* [Your task]:
Pull every line holding the string "Services" from the records below.

(Data extracted from a collection)

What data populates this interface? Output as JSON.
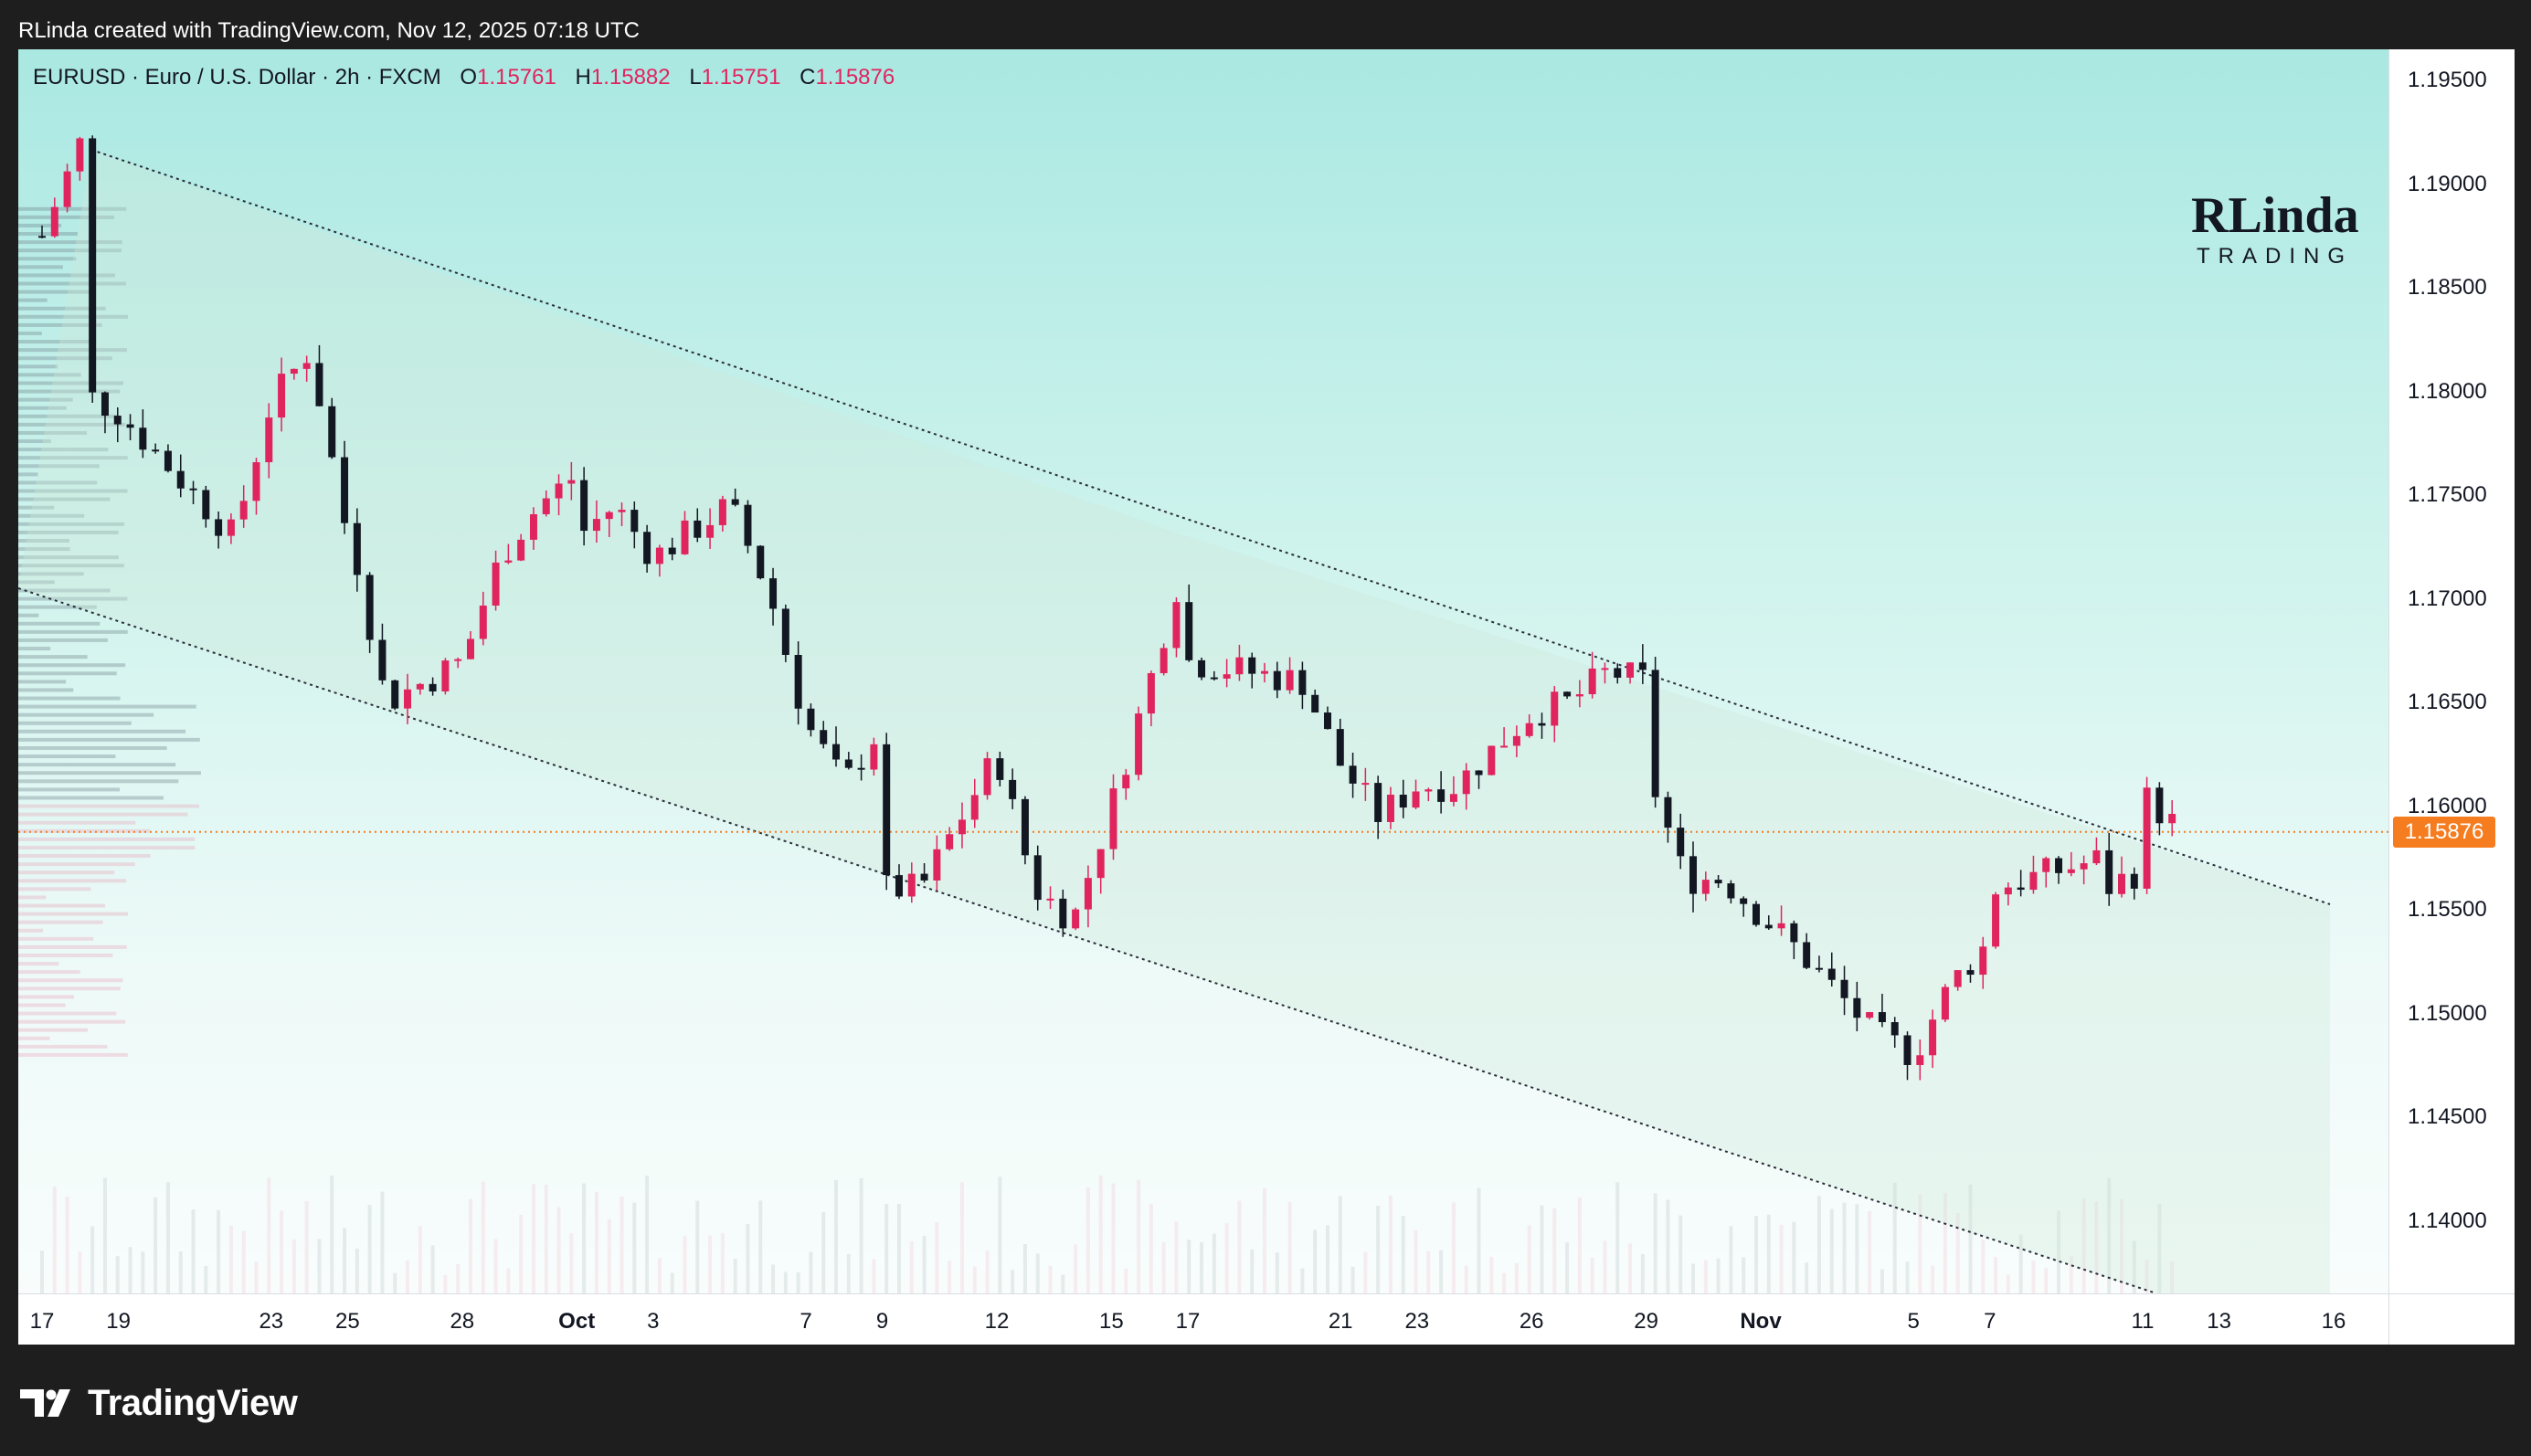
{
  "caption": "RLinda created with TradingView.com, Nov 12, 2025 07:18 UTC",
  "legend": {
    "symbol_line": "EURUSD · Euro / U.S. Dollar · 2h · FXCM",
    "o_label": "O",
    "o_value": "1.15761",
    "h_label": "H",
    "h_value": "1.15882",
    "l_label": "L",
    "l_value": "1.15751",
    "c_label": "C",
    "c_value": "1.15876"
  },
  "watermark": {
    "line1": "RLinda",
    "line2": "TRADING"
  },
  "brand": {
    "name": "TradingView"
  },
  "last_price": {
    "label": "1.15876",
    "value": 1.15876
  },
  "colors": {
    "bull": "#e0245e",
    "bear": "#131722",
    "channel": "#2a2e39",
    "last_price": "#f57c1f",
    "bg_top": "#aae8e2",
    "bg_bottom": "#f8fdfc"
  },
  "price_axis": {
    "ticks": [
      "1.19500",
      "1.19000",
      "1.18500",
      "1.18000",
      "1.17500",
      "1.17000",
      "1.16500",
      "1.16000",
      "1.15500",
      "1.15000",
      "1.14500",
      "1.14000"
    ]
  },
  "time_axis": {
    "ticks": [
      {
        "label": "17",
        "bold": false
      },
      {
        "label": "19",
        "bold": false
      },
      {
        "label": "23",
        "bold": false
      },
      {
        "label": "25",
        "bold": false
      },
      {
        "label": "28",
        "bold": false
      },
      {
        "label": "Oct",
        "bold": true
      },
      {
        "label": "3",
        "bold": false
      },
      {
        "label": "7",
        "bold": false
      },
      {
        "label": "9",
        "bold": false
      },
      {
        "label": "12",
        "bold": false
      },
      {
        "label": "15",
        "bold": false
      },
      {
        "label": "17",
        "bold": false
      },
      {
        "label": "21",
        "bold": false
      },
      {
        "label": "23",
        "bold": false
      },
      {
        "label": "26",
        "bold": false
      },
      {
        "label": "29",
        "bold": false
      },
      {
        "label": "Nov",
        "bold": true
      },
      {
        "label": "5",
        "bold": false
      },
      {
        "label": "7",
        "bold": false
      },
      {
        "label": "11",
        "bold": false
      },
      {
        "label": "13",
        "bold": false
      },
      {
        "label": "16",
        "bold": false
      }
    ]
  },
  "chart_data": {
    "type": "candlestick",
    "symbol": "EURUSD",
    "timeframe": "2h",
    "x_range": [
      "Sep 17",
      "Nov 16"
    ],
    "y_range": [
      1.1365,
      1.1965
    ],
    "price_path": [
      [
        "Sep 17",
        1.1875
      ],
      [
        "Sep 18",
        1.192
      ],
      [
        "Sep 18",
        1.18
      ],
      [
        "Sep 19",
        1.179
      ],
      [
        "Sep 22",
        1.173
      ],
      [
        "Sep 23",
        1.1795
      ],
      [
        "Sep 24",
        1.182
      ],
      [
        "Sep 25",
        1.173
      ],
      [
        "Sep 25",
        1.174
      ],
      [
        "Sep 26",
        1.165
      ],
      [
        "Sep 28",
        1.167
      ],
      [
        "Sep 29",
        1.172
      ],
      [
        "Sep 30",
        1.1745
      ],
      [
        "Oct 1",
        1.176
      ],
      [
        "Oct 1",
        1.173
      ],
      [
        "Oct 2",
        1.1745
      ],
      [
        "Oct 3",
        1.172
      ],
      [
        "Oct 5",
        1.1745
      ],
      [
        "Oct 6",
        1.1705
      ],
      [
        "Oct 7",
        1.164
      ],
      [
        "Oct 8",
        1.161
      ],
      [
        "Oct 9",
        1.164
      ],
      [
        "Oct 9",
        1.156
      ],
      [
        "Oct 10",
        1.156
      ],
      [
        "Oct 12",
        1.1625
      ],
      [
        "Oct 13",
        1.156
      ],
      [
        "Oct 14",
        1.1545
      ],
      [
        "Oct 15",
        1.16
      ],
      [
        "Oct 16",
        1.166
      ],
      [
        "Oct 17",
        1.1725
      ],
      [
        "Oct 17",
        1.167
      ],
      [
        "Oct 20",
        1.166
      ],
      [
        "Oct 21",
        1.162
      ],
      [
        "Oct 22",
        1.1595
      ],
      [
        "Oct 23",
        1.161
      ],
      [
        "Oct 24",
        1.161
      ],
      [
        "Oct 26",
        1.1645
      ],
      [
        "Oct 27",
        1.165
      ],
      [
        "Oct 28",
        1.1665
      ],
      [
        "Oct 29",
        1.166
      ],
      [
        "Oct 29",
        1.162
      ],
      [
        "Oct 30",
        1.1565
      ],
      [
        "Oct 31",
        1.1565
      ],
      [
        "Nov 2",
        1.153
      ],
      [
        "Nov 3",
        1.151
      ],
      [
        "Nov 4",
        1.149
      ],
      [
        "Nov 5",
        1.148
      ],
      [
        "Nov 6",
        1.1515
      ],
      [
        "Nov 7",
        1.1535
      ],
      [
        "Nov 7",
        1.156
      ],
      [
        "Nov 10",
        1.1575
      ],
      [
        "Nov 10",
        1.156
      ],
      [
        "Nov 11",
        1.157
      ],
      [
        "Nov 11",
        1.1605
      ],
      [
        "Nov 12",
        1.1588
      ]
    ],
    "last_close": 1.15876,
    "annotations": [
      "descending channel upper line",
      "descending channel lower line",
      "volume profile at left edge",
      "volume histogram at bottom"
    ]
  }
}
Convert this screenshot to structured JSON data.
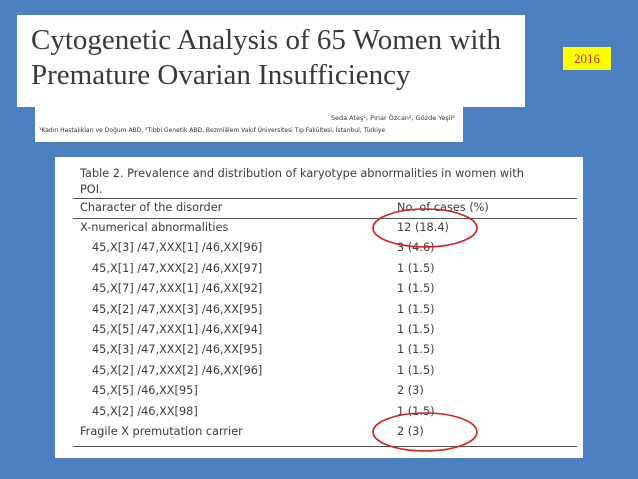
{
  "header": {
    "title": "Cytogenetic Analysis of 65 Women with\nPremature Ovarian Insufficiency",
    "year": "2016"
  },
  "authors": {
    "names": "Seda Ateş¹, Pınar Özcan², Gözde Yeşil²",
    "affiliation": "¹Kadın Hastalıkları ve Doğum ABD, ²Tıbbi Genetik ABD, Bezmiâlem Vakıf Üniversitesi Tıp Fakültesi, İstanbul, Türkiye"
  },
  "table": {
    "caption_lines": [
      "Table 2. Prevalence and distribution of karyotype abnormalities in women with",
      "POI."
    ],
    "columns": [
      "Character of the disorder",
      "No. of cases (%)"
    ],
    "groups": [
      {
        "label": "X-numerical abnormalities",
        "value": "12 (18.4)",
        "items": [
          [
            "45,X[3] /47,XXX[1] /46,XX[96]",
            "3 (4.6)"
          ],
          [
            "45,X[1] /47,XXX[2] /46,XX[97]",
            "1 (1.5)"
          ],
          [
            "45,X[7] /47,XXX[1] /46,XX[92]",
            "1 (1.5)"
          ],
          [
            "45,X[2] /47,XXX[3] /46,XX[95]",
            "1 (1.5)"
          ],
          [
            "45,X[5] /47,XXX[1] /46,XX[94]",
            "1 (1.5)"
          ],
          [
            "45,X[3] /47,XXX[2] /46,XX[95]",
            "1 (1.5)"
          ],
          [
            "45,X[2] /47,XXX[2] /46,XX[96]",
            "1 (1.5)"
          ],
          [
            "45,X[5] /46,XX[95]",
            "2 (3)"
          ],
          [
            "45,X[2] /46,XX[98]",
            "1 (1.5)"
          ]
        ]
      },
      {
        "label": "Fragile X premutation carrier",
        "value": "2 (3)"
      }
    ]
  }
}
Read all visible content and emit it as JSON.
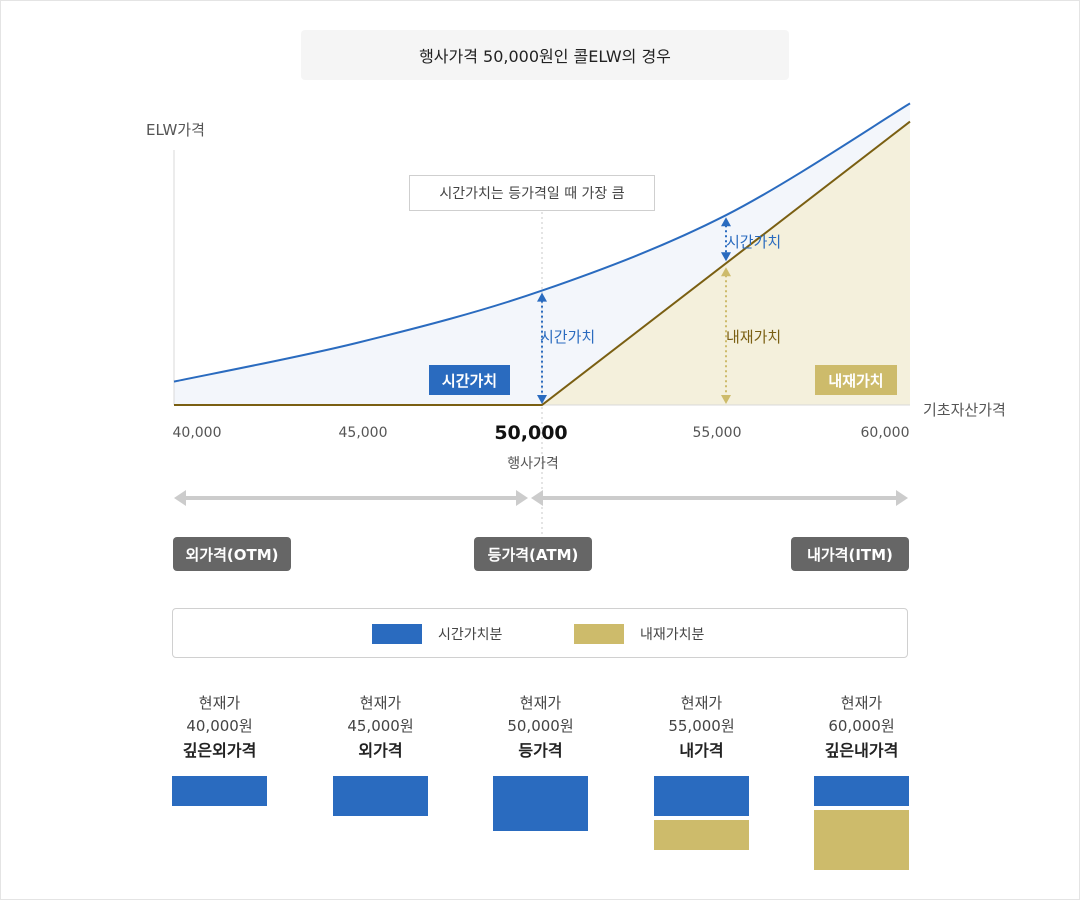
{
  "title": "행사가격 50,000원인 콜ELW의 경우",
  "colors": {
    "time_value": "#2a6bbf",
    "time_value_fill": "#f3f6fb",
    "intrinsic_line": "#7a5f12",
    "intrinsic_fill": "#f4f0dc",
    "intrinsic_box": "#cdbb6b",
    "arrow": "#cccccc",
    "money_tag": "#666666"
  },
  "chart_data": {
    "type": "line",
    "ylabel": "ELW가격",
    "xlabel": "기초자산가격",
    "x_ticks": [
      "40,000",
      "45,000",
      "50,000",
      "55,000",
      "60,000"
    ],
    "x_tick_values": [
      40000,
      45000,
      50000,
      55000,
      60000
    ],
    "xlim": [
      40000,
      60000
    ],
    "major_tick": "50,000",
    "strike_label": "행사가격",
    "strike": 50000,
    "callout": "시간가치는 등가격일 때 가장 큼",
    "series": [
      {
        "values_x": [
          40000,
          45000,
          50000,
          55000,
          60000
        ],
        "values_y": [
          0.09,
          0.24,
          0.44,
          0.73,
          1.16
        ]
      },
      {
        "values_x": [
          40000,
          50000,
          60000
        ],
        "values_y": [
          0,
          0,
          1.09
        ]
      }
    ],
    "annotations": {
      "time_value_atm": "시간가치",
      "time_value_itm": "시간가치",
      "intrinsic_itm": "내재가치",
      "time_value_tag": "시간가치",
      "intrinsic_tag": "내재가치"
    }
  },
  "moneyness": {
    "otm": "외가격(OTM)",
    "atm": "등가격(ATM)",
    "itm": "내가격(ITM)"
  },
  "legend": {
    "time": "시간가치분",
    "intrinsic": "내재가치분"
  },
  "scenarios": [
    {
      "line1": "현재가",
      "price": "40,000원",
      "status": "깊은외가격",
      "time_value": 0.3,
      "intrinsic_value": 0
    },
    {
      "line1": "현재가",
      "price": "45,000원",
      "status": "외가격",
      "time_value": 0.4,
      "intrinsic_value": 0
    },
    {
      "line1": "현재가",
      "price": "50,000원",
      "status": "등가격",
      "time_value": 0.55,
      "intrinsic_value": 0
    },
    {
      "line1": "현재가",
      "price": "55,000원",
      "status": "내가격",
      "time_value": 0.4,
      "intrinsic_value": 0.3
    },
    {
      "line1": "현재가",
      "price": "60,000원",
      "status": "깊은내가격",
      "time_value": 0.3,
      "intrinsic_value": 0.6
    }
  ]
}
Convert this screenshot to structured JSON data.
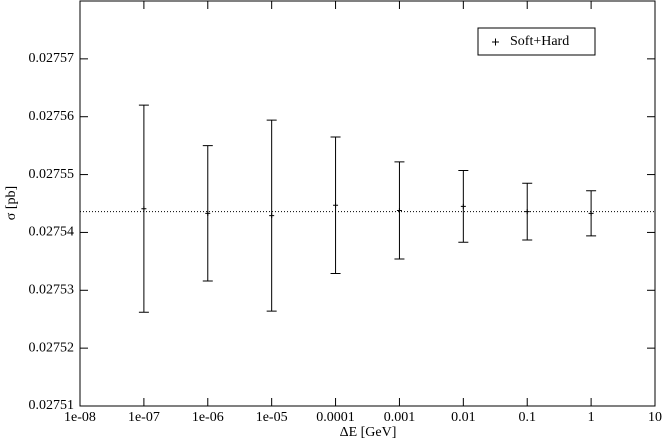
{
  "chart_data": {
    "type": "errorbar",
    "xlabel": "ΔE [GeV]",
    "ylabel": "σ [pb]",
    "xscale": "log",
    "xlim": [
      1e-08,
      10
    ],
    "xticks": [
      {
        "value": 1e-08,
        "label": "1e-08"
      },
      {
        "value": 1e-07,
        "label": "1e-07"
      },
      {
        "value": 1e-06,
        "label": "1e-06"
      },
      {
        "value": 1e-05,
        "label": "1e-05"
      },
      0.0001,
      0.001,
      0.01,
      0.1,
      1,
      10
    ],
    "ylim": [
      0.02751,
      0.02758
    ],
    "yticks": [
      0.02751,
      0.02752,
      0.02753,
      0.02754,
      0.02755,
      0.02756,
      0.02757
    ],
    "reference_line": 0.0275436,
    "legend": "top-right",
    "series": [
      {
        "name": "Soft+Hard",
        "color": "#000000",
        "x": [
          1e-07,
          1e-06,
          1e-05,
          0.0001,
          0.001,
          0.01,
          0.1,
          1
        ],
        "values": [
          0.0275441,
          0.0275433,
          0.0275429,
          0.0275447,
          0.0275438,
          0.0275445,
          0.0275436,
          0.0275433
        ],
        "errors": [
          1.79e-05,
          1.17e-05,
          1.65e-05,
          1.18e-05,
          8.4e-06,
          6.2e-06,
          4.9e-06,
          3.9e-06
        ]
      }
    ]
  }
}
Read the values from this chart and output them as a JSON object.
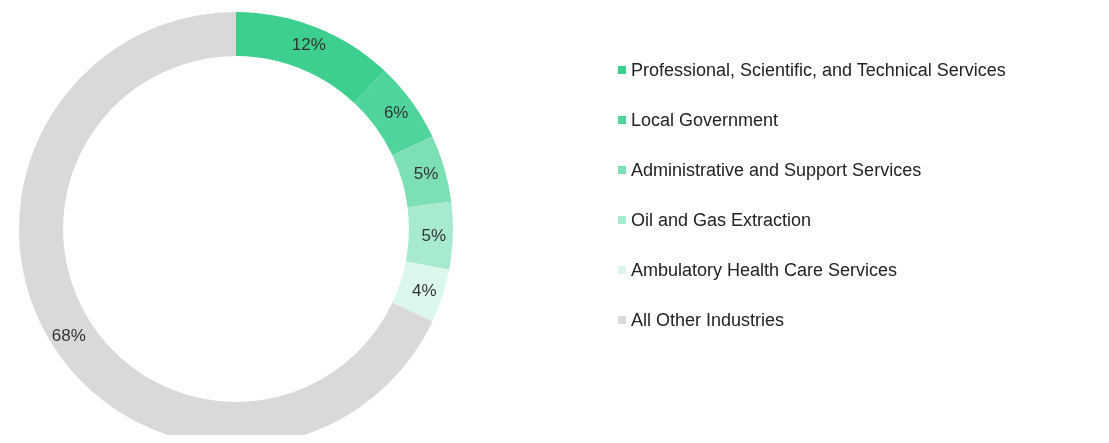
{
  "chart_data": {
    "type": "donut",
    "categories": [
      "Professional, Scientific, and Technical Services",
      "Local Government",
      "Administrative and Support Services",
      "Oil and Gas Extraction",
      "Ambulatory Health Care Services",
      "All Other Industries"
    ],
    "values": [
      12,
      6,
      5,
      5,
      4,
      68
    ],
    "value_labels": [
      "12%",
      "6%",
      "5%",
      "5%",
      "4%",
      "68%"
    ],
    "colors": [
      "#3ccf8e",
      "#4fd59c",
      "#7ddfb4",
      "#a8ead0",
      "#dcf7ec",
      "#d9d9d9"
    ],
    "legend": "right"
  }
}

* [Solution]:
      "Professional, Scientific, and Technical Services",
      "Administrative and Support Services",
      "Ambulatory Health Care Services",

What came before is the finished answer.